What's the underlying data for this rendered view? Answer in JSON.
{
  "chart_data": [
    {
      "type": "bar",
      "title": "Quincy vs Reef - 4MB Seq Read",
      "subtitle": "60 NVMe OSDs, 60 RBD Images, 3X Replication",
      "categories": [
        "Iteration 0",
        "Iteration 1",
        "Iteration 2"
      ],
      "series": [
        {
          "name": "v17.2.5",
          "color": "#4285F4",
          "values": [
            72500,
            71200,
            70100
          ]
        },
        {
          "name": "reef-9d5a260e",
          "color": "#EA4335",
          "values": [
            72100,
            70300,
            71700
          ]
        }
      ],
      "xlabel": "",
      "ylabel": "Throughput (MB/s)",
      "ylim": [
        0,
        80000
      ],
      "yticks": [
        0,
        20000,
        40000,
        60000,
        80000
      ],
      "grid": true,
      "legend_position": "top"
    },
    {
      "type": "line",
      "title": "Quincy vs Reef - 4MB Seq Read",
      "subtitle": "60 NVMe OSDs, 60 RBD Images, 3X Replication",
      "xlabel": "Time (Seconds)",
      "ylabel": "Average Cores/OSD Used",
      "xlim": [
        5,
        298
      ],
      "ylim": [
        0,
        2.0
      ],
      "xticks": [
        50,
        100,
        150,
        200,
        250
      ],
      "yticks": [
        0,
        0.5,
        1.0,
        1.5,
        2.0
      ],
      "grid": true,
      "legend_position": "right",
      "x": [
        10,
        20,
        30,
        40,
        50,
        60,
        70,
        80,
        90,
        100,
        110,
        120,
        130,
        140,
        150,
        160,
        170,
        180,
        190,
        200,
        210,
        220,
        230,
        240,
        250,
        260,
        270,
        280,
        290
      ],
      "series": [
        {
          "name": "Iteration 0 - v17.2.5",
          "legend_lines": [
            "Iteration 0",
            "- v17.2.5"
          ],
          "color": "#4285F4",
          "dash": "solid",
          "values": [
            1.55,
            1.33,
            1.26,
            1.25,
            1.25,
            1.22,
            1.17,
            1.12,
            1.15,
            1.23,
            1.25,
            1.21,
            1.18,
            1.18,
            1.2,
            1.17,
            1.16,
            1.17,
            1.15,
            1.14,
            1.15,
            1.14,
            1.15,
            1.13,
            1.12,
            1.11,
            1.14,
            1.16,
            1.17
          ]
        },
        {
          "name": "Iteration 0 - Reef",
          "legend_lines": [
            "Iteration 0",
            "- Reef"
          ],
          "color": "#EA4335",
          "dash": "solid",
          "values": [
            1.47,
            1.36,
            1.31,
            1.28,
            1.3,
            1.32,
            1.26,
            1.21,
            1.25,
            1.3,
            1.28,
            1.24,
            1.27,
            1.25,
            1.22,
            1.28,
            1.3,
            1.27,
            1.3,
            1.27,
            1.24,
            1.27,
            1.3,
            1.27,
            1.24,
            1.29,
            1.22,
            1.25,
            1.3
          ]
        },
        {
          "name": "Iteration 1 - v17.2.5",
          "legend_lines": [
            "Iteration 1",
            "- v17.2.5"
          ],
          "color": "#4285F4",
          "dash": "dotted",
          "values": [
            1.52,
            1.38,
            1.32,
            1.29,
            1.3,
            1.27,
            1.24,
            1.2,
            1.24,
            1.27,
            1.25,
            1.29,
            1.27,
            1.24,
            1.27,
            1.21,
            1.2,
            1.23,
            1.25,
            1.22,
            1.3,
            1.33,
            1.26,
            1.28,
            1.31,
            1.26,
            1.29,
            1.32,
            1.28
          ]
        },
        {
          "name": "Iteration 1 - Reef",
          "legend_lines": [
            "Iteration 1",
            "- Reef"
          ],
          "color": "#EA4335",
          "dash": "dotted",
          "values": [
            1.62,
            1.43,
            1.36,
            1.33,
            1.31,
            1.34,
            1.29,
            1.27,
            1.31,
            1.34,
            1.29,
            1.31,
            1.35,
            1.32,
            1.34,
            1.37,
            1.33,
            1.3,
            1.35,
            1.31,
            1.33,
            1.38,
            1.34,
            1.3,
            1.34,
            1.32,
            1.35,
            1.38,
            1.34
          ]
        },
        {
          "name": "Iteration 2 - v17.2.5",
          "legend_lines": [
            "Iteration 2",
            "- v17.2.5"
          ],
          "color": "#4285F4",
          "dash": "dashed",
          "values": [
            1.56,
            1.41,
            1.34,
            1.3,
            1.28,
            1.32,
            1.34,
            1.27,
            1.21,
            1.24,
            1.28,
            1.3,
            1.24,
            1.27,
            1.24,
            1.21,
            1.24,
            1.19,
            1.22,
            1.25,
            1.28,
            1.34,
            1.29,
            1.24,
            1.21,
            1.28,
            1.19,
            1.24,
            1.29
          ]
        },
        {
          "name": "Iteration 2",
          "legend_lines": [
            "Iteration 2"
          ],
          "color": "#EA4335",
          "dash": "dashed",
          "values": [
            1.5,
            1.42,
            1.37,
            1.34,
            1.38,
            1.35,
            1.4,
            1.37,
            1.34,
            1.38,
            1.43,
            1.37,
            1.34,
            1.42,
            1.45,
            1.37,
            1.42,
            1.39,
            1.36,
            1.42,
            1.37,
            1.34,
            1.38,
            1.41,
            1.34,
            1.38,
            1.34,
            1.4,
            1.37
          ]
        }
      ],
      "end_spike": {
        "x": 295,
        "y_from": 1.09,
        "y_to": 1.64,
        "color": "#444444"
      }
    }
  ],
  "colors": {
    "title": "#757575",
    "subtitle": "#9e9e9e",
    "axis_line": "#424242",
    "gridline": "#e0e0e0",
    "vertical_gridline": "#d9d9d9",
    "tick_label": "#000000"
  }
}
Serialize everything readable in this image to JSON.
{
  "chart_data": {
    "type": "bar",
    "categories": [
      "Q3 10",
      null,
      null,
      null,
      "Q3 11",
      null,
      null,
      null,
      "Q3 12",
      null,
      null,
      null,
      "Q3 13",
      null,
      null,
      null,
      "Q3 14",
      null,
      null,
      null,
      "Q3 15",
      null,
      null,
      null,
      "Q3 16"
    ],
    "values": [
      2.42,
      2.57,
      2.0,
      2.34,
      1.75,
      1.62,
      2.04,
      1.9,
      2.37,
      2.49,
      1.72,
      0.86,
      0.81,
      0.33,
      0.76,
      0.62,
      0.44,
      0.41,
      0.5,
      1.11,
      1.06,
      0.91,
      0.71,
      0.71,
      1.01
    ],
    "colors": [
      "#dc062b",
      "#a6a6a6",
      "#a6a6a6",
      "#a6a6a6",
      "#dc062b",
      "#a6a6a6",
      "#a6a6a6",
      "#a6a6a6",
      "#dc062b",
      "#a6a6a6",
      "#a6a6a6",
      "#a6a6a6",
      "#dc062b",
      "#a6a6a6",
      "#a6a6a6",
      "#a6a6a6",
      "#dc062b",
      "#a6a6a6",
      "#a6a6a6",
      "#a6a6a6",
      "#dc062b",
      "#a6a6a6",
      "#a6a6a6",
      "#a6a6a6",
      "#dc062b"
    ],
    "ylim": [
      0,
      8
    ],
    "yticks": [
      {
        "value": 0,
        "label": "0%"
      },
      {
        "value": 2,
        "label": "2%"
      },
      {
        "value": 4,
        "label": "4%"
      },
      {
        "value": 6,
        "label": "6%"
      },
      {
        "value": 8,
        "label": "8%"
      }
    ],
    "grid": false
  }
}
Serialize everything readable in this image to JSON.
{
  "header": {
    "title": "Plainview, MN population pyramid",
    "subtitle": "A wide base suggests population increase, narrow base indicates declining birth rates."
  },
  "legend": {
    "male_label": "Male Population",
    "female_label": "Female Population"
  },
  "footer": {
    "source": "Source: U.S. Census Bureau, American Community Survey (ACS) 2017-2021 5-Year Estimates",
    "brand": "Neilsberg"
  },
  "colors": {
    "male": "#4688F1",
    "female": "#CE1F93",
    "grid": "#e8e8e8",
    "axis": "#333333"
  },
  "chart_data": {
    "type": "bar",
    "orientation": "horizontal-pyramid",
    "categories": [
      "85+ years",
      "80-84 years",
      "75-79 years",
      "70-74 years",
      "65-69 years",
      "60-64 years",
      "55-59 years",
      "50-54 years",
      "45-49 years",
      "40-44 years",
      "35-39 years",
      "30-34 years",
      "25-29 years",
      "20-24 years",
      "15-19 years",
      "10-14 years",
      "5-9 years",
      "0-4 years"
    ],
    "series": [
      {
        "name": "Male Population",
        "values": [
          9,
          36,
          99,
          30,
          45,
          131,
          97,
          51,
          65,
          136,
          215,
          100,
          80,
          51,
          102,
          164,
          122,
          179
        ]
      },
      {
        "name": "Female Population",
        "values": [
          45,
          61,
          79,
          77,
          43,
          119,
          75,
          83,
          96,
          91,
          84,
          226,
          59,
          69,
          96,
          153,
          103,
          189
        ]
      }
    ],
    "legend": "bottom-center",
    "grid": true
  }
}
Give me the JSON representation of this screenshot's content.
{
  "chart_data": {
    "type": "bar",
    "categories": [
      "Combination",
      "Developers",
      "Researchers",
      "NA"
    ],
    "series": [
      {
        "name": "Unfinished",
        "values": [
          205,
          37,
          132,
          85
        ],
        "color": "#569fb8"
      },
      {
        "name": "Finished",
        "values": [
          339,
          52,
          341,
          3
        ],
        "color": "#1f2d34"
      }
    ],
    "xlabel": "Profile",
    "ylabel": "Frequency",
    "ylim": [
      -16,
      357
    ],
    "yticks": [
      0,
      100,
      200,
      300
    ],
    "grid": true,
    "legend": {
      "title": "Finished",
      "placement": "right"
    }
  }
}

◇ ◇ ◇

Exercise goal
Find the word "subtitle" in the data and copy out each line where it turns up.

Solution to this exercise
      "subtitle": "60 NVMe OSDs, 60 RBD Images, 3X Replication",
      "subtitle": "60 NVMe OSDs, 60 RBD Images, 3X Replication",
    "subtitle": "#9e9e9e",
    "subtitle": "A wide base suggests population increase, narrow base indicates declining birth rates."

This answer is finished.